● OBJECTIVE:
Please return the full listing below without altering anything.

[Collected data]

_ _ _

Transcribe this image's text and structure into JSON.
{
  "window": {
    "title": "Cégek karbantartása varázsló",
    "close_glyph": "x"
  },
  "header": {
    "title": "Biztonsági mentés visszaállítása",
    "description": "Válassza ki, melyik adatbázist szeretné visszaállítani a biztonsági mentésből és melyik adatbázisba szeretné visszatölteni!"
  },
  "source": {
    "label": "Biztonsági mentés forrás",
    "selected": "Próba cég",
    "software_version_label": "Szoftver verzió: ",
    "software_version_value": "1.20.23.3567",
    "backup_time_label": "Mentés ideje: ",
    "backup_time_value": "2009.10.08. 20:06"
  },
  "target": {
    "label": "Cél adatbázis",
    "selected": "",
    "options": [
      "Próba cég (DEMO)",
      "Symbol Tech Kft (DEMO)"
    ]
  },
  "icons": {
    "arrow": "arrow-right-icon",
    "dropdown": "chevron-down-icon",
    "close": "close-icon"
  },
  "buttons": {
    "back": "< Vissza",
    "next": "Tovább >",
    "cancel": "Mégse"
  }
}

_ _ _

● EXERCISE RESULT:
Transcribe this image's text and structure into JSON.
{
  "window": {
    "title": "Cégek karbantartása varázsló",
    "close_glyph": "x"
  },
  "header": {
    "title": "Biztonsági mentés visszaállítása",
    "description": "Válassza ki, melyik adatbázist szeretné visszaállítani a biztonsági mentésből és melyik adatbázisba szeretné visszatölteni!"
  },
  "source": {
    "label": "Biztonsági mentés forrás",
    "selected": "Próba cég",
    "software_version_label": "Szoftver verzió: ",
    "software_version_value": "1.20.23.3567",
    "backup_time_label": "Mentés ideje: ",
    "backup_time_value": "2009.10.08. 20:06"
  },
  "target": {
    "label": "Cél adatbázis",
    "selected": "",
    "options": [
      "Próba cég (DEMO)",
      "Symbol Tech Kft (DEMO)"
    ]
  },
  "icons": {
    "arrow": "arrow-right-icon",
    "dropdown": "chevron-down-icon",
    "close": "close-icon"
  },
  "buttons": {
    "back": "< Vissza",
    "next": "Tovább >",
    "cancel": "Mégse"
  }
}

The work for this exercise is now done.